■ Task data ■
>> BEGIN
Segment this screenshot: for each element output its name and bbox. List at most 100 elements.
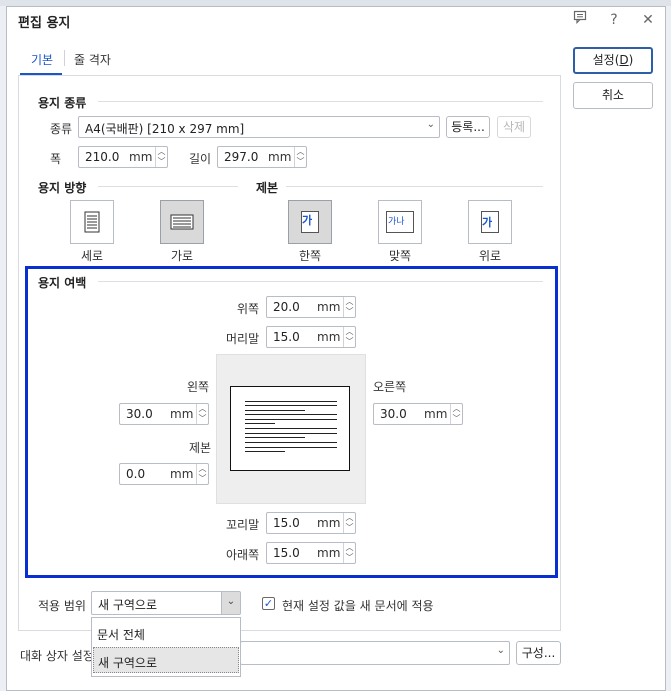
paper-type-select[interactable]: A4(국배판) [210 x 297 mm] ⌄ <box>78 116 440 138</box>
apply-scope-dropdown-list: 문서 전체 새 구역으로 <box>91 617 241 677</box>
footer-margin-value: 15.0 <box>273 516 300 530</box>
right-margin-value: 30.0 <box>380 407 407 421</box>
paper-type-value: A4(국배판) [210 x 297 mm] <box>85 122 245 136</box>
header-margin-spinner[interactable]: ︿ ﹀ <box>343 327 355 347</box>
right-margin-unit: mm <box>424 407 448 421</box>
apply-new-doc-checkbox[interactable]: ✓ <box>262 597 275 610</box>
tab-basic[interactable]: 기본 <box>31 51 53 68</box>
cancel-button[interactable]: 취소 <box>573 82 653 109</box>
footer-margin-label: 꼬리말 <box>226 518 260 532</box>
tab-line-grid[interactable]: 줄 격자 <box>74 51 111 68</box>
spin-up-icon[interactable]: ︿ <box>344 297 355 307</box>
spin-down-icon[interactable]: ﹀ <box>344 553 355 563</box>
dropdown-option-new-section[interactable]: 새 구역으로 <box>93 647 239 673</box>
width-value: 210.0 <box>85 150 120 164</box>
spin-down-icon[interactable]: ﹀ <box>197 414 208 424</box>
spin-up-icon[interactable]: ︿ <box>344 543 355 553</box>
orientation-landscape-option[interactable] <box>160 200 204 244</box>
comment-icon[interactable] <box>570 10 590 30</box>
left-margin-spinner[interactable]: ︿ ﹀ <box>196 404 208 424</box>
width-spinner[interactable]: ︿ ﹀ <box>155 147 167 167</box>
apply-new-doc-label: 현재 설정 값을 새 문서에 적용 <box>282 599 434 613</box>
background-right <box>666 6 671 691</box>
dialog-settings-select[interactable]: ⌄ <box>240 641 510 665</box>
bottom-margin-spinner[interactable]: ︿ ﹀ <box>343 543 355 563</box>
orientation-section-line <box>98 186 238 187</box>
delete-button[interactable]: 삭제 <box>497 116 531 138</box>
left-margin-input[interactable]: 30.0 mm ︿ ﹀ <box>119 403 209 425</box>
length-spinner[interactable]: ︿ ﹀ <box>294 147 306 167</box>
binding-top-glyph: 가 <box>482 216 493 229</box>
binding-top-option[interactable]: 가 <box>468 200 512 244</box>
help-icon[interactable]: ? <box>604 10 624 30</box>
register-button[interactable]: 등록... <box>446 116 490 138</box>
binding-facing-label: 맞쪽 <box>388 249 412 263</box>
header-margin-input[interactable]: 15.0 mm ︿ ﹀ <box>266 326 356 348</box>
bottom-margin-unit: mm <box>317 546 341 560</box>
orientation-portrait-label: 세로 <box>80 249 104 263</box>
spin-up-icon[interactable]: ︿ <box>156 147 167 157</box>
spin-up-icon[interactable]: ︿ <box>344 327 355 337</box>
binding-margin-spinner[interactable]: ︿ ﹀ <box>196 464 208 484</box>
binding-single-option[interactable]: 가 <box>288 200 332 244</box>
spin-down-icon[interactable]: ﹀ <box>344 337 355 347</box>
header-margin-label: 머리말 <box>226 332 260 346</box>
paper-type-section-line <box>98 101 543 102</box>
binding-section-line <box>286 186 543 187</box>
spin-down-icon[interactable]: ﹀ <box>344 523 355 533</box>
footer-margin-input[interactable]: 15.0 mm ︿ ﹀ <box>266 512 356 534</box>
length-input[interactable]: 297.0 mm ︿ ﹀ <box>217 146 307 168</box>
landscape-page-icon <box>170 214 194 230</box>
dropdown-option-whole-document[interactable]: 문서 전체 <box>93 620 239 646</box>
header-margin-value: 15.0 <box>273 330 300 344</box>
right-margin-label: 오른쪽 <box>373 380 407 394</box>
spin-up-icon[interactable]: ︿ <box>197 404 208 414</box>
binding-single-glyph: 가 <box>302 214 313 227</box>
spin-up-icon[interactable]: ︿ <box>344 513 355 523</box>
close-icon[interactable]: ✕ <box>638 10 658 30</box>
configure-button[interactable]: 구성... <box>516 641 561 665</box>
dialog-settings-label: 대화 상자 설정 <box>20 649 94 663</box>
tab-separator <box>64 50 65 66</box>
bottom-margin-value: 15.0 <box>273 546 300 560</box>
top-margin-unit: mm <box>317 300 341 314</box>
spin-down-icon[interactable]: ﹀ <box>344 307 355 317</box>
binding-margin-label: 제본 <box>189 441 212 455</box>
binding-margin-value: 0.0 <box>126 467 146 481</box>
ok-button[interactable]: 설정(D) <box>573 47 653 74</box>
length-label: 길이 <box>189 152 212 166</box>
apply-scope-select[interactable]: 새 구역으로 ⌄ <box>91 591 241 615</box>
width-label: 폭 <box>50 152 62 166</box>
right-margin-input[interactable]: 30.0 mm ︿ ﹀ <box>373 403 463 425</box>
orientation-landscape-label: 가로 <box>170 249 194 263</box>
bottom-margin-input[interactable]: 15.0 mm ︿ ﹀ <box>266 542 356 564</box>
spin-up-icon[interactable]: ︿ <box>451 404 462 414</box>
binding-facing-glyph: 가나 <box>388 217 405 227</box>
header-margin-unit: mm <box>317 330 341 344</box>
orientation-portrait-option[interactable] <box>70 200 114 244</box>
spin-down-icon[interactable]: ﹀ <box>295 157 306 167</box>
ok-label-suffix: ) <box>628 53 634 67</box>
top-margin-input[interactable]: 20.0 mm ︿ ﹀ <box>266 296 356 318</box>
footer-margin-spinner[interactable]: ︿ ﹀ <box>343 513 355 533</box>
spin-down-icon[interactable]: ﹀ <box>156 157 167 167</box>
length-unit: mm <box>268 150 292 164</box>
top-margin-spinner[interactable]: ︿ ﹀ <box>343 297 355 317</box>
left-margin-unit: mm <box>170 407 194 421</box>
right-margin-spinner[interactable]: ︿ ﹀ <box>450 404 462 424</box>
spin-down-icon[interactable]: ﹀ <box>451 414 462 424</box>
chevron-down-icon: ⌄ <box>496 645 505 656</box>
binding-margin-input[interactable]: 0.0 mm ︿ ﹀ <box>119 463 209 485</box>
top-margin-label: 위쪽 <box>237 302 260 316</box>
spin-down-icon[interactable]: ﹀ <box>197 474 208 484</box>
binding-facing-option[interactable]: 가나 <box>378 200 422 244</box>
width-input[interactable]: 210.0 mm ︿ ﹀ <box>78 146 168 168</box>
spin-up-icon[interactable]: ︿ <box>197 464 208 474</box>
binding-section-title: 제본 <box>256 181 279 195</box>
left-margin-value: 30.0 <box>126 407 153 421</box>
spin-up-icon[interactable]: ︿ <box>295 147 306 157</box>
portrait-page-icon <box>84 211 100 233</box>
binding-top-label: 위로 <box>478 249 502 263</box>
apply-scope-value: 새 구역으로 <box>98 598 158 612</box>
chevron-down-icon[interactable]: ⌄ <box>221 592 240 614</box>
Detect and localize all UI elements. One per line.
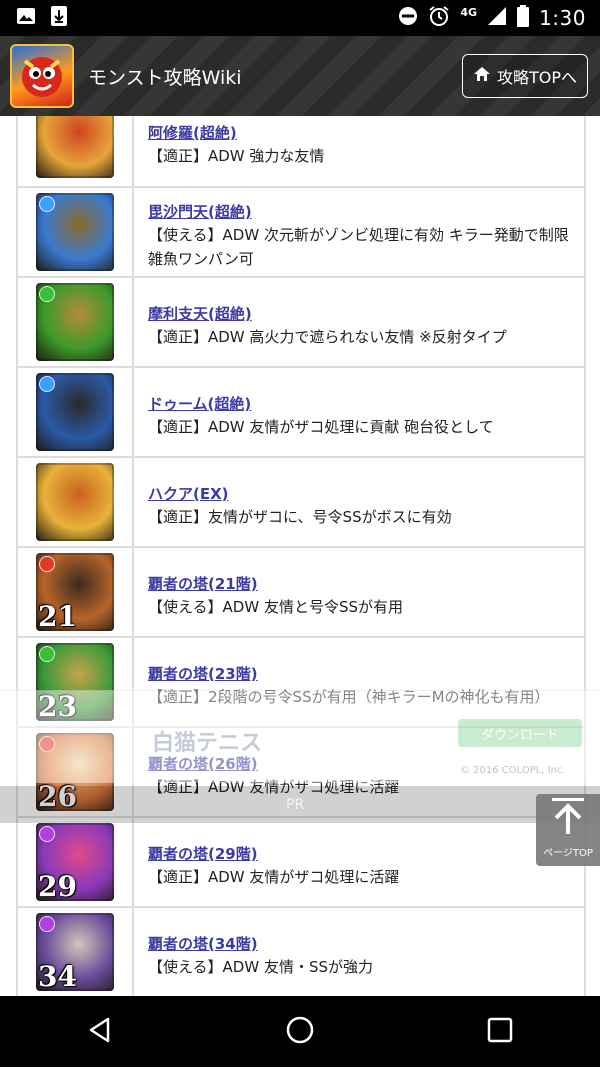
table-row: 29 覇者の塔(29階) 【適正】ADW 友情がザコ処理に活躍 [18,818,584,908]
top-page-button[interactable]: 攻略TOPへ [461,54,588,98]
image-icon [16,6,36,30]
monster-icon-cell [18,116,134,186]
app-title: モンスト攻略Wiki [88,66,242,89]
home-button[interactable] [270,1002,330,1062]
top-page-button-label: 攻略TOPへ [496,68,577,87]
monster-link[interactable]: 覇者の塔(34階) [148,933,572,955]
monster-link[interactable]: 摩利支天(超絶) [148,303,572,325]
app-header: モンスト攻略Wiki 攻略TOPへ [0,36,600,116]
content-area: 阿修羅(超絶) 【適正】ADW 強力な友情毘沙門天(超絶) 【使える】ADW 次元斬… [0,116,600,996]
ad-pr-label: PR [286,797,305,813]
floor-number: 21 [38,600,77,631]
monster-image[interactable] [36,193,114,271]
table-row: ドゥーム(超絶) 【適正】ADW 友情がザコ処理に貢献 砲台役として [18,368,584,458]
table-row: ハクア(EX) 【適正】友情がザコに、号令SSがボスに有効 [18,458,584,548]
monster-link[interactable]: 毘沙門天(超絶) [148,201,572,223]
element-orb-icon [39,556,55,572]
monster-link[interactable]: 覇者の塔(23階) [148,663,572,685]
monster-text-cell: 覇者の塔(21階) 【使える】ADW 友情と号令SSが有用 [134,548,584,636]
monster-description: 【使える】ADW 次元斬がゾンビ処理に有効 キラー発動で制限雑魚ワンパン可 [148,226,569,268]
home-circle-icon [285,1015,315,1049]
monster-description: 【適正】ADW 高火力で遮られない友情 ※反射タイプ [148,328,507,346]
monster-text-cell: 毘沙門天(超絶) 【使える】ADW 次元斬がゾンビ処理に有効 キラー発動で制限雑魚… [134,188,584,276]
do-not-disturb-icon [398,6,418,30]
monster-text-cell: ハクア(EX) 【適正】友情がザコに、号令SSがボスに有効 [134,458,584,546]
monster-icon-cell: 21 [18,548,134,636]
table-row: 毘沙門天(超絶) 【使える】ADW 次元斬がゾンビ処理に有効 キラー発動で制限雑魚… [18,188,584,278]
ad-title: 白猫テニス [152,731,263,756]
monster-link[interactable]: ハクア(EX) [148,483,572,505]
table-row: 摩利支天(超絶) 【適正】ADW 高火力で遮られない友情 ※反射タイプ [18,278,584,368]
monster-icon-cell [18,368,134,456]
ad-banner[interactable]: 白猫テニス ダウンロード © 2016 COLOPL, Inc. [0,690,600,783]
element-orb-icon [39,646,55,662]
battery-icon [517,5,530,31]
element-orb-icon [39,916,55,932]
floor-number: 34 [38,960,77,991]
page-top-button[interactable]: ページTOP [536,794,600,866]
back-icon [86,1016,114,1048]
monster-link[interactable]: ドゥーム(超絶) [148,393,572,415]
status-bar: 4G 1:30 [0,0,600,36]
element-orb-icon [39,826,55,842]
table-row: 阿修羅(超絶) 【適正】ADW 強力な友情 [18,116,584,188]
home-icon [473,65,491,87]
monster-table: 阿修羅(超絶) 【適正】ADW 強力な友情毘沙門天(超絶) 【使える】ADW 次元斬… [16,116,586,996]
ad-strip: PR [0,786,600,823]
monster-text-cell: 阿修羅(超絶) 【適正】ADW 強力な友情 [134,116,584,186]
table-row: 21 覇者の塔(21階) 【使える】ADW 友情と号令SSが有用 [18,548,584,638]
table-row: 34 覇者の塔(34階) 【使える】ADW 友情・SSが強力 [18,908,584,996]
signal-icon [487,6,507,30]
monster-description: 【適正】ADW 友情がザコ処理に貢献 砲台役として [148,418,494,436]
monster-image[interactable] [36,116,114,178]
monster-link[interactable]: 覇者の塔(21階) [148,573,572,595]
navigation-bar [0,996,600,1067]
back-button[interactable] [70,1002,130,1062]
monster-image[interactable] [36,283,114,361]
monster-description: 【適正】ADW 強力な友情 [148,147,325,165]
monster-image[interactable]: 34 [36,913,114,991]
element-orb-icon [39,286,55,302]
download-icon [50,5,68,31]
monster-link[interactable]: 覇者の塔(29階) [148,843,572,865]
alarm-icon [428,5,450,31]
recents-button[interactable] [470,1002,530,1062]
monster-text-cell: 覇者の塔(34階) 【使える】ADW 友情・SSが強力 [134,908,584,996]
monster-image[interactable] [36,373,114,451]
element-orb-icon [39,196,55,212]
monster-icon-cell [18,458,134,546]
page-top-label: ページTOP [543,848,593,859]
monster-icon-cell [18,278,134,366]
monster-description: 【適正】ADW 友情がザコ処理に活躍 [148,868,400,886]
monster-description: 【使える】ADW 友情・SSが強力 [148,958,374,976]
monster-description: 【適正】友情がザコに、号令SSがボスに有効 [148,508,452,526]
floor-number: 29 [38,870,77,901]
monster-image[interactable]: 29 [36,823,114,901]
arrow-up-icon [548,794,588,842]
monster-logo-icon[interactable] [10,44,74,108]
monster-icon-cell: 34 [18,908,134,996]
monster-icon-cell: 29 [18,818,134,906]
monster-icon-cell [18,188,134,276]
ad-copyright: © 2016 COLOPL, Inc. [460,765,566,776]
monster-link[interactable]: 阿修羅(超絶) [148,122,572,144]
network-type: 4G [460,5,478,19]
monster-text-cell: 摩利支天(超絶) 【適正】ADW 高火力で遮られない友情 ※反射タイプ [134,278,584,366]
monster-text-cell: 覇者の塔(29階) 【適正】ADW 友情がザコ処理に活躍 [134,818,584,906]
recents-icon [487,1017,513,1047]
monster-description: 【使える】ADW 友情と号令SSが有用 [148,598,404,616]
status-time: 1:30 [539,6,586,30]
monster-text-cell: ドゥーム(超絶) 【適正】ADW 友情がザコ処理に貢献 砲台役として [134,368,584,456]
monster-image[interactable] [36,463,114,541]
ad-download-button[interactable]: ダウンロード [458,719,582,747]
element-orb-icon [39,376,55,392]
monster-image[interactable]: 21 [36,553,114,631]
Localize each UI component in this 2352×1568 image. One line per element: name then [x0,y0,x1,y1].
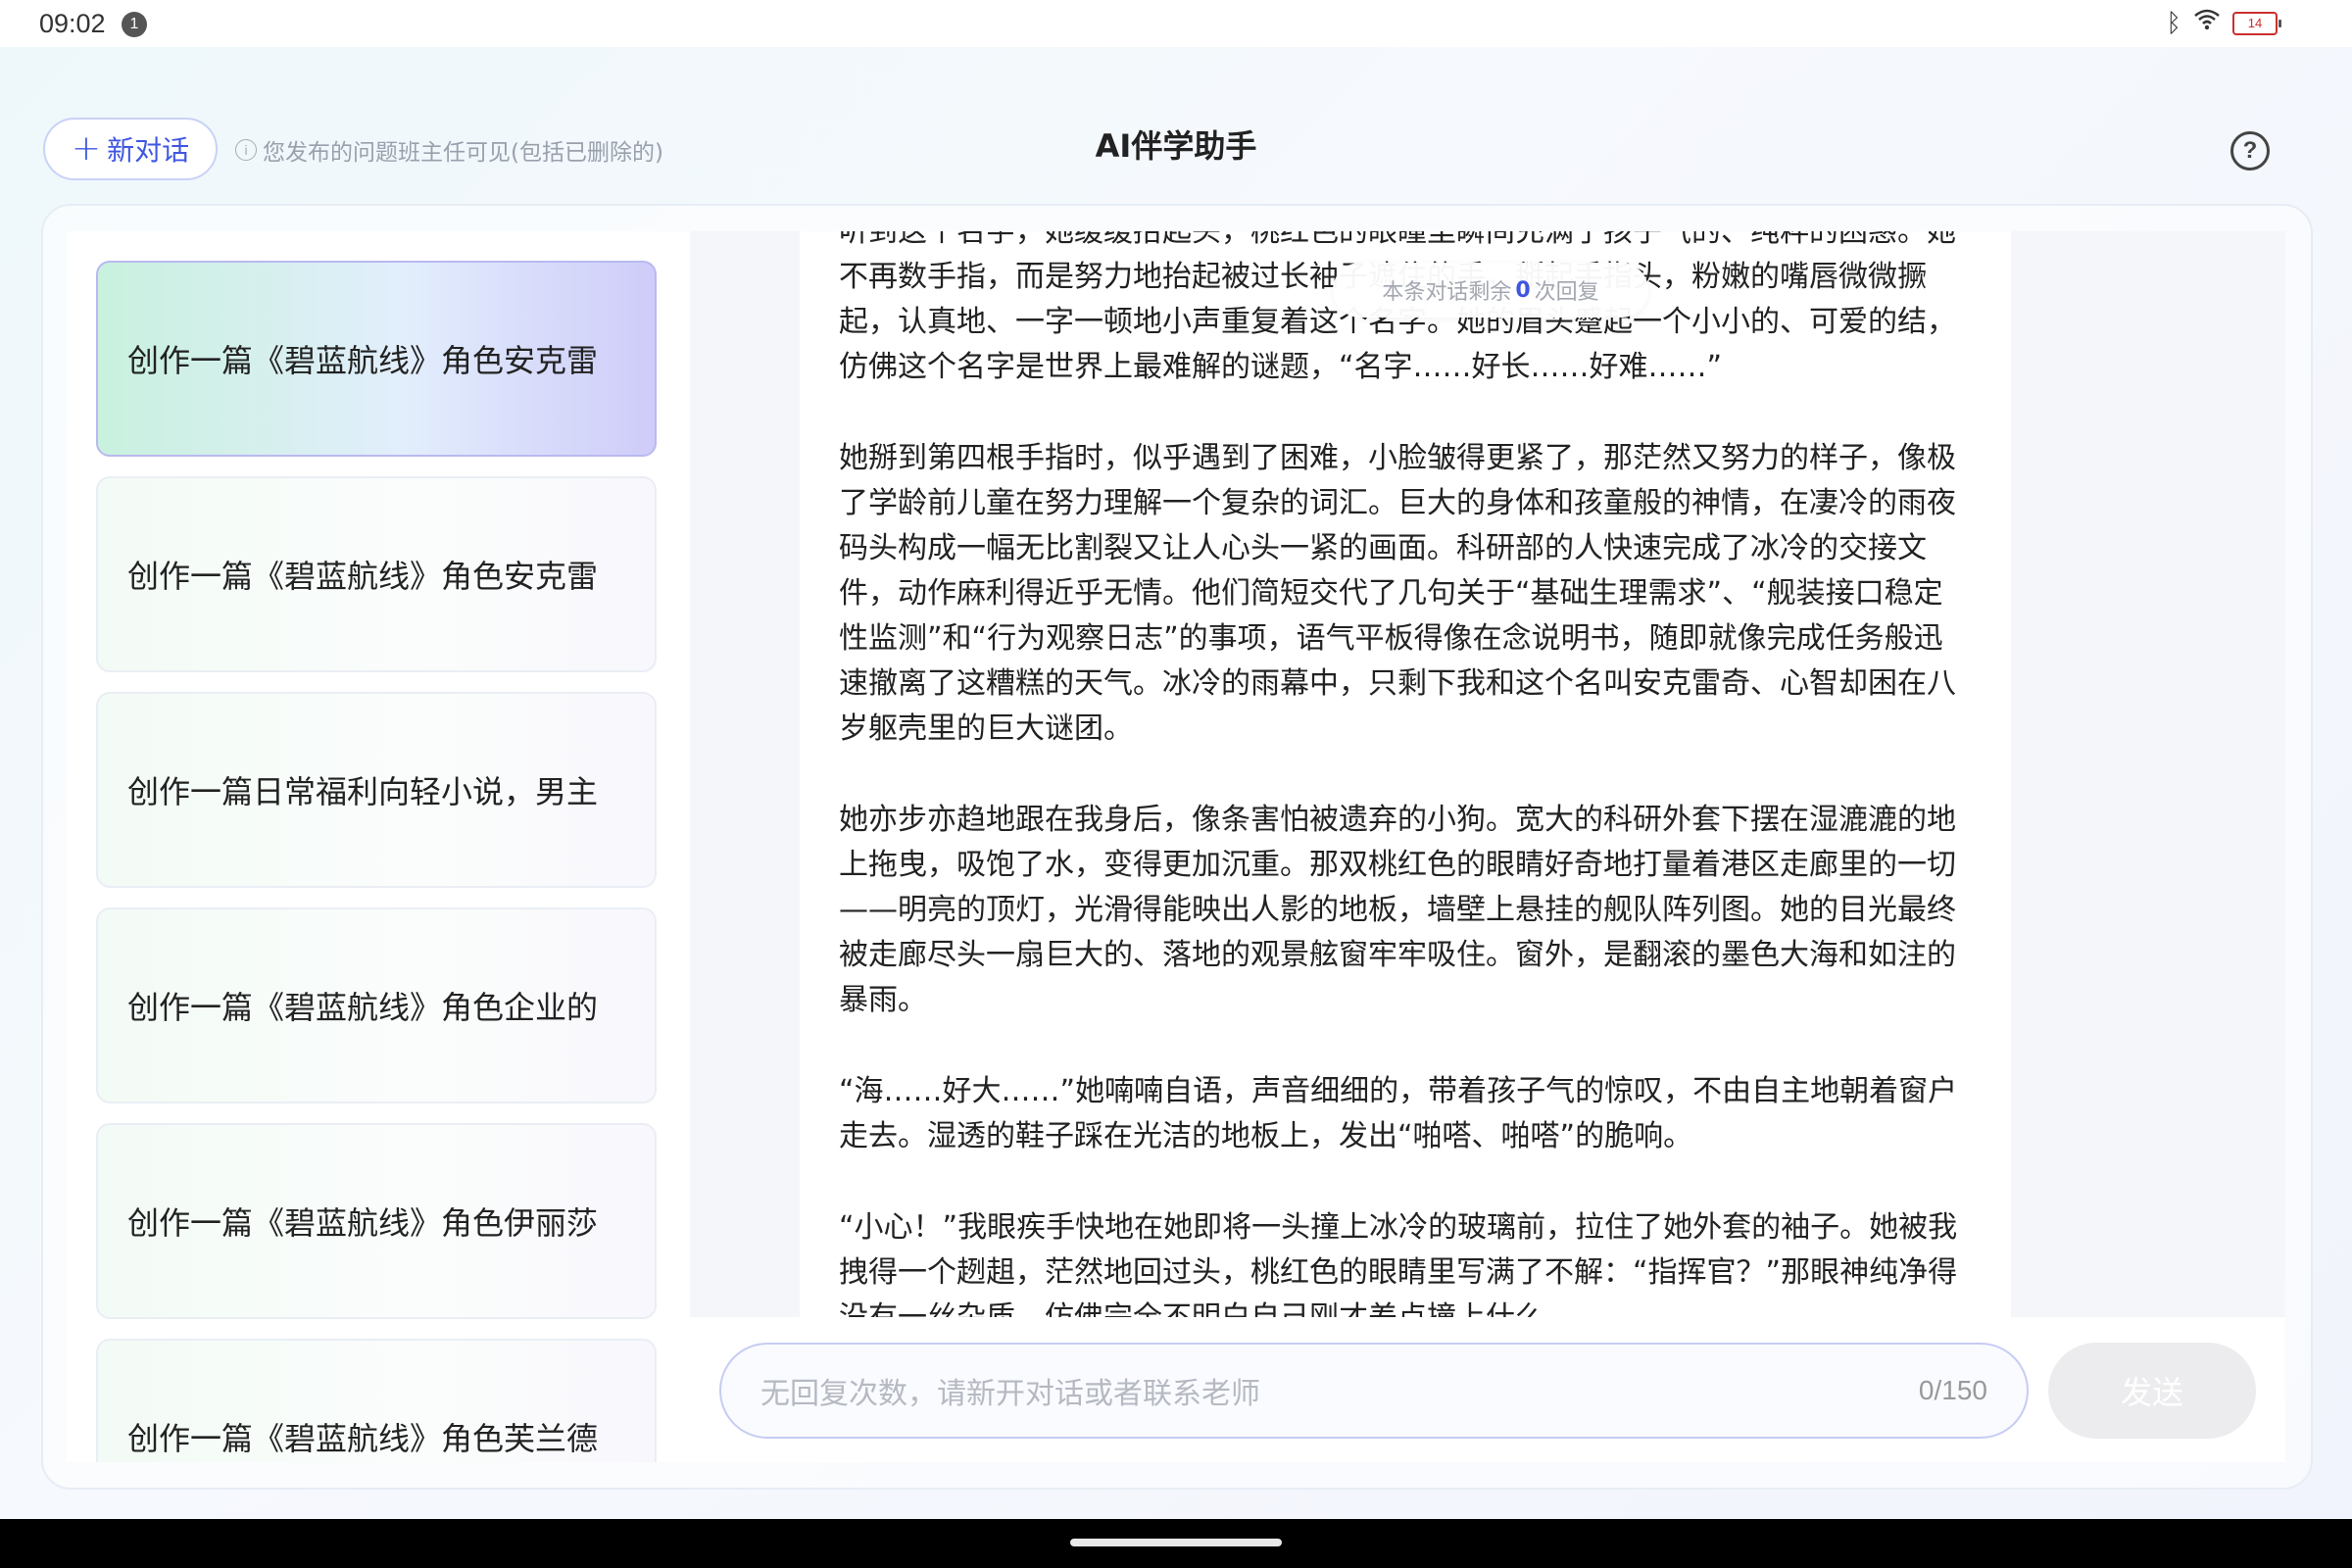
>> END
■ Written instruction ■
Which lines in the items above contain the string "floor"? Show each of those lines in full.

■ The output ■
floor-number: 21 [38,600,77,631]
floor-number: 34 [38,960,77,991]
floor-number: 29 [38,870,77,901]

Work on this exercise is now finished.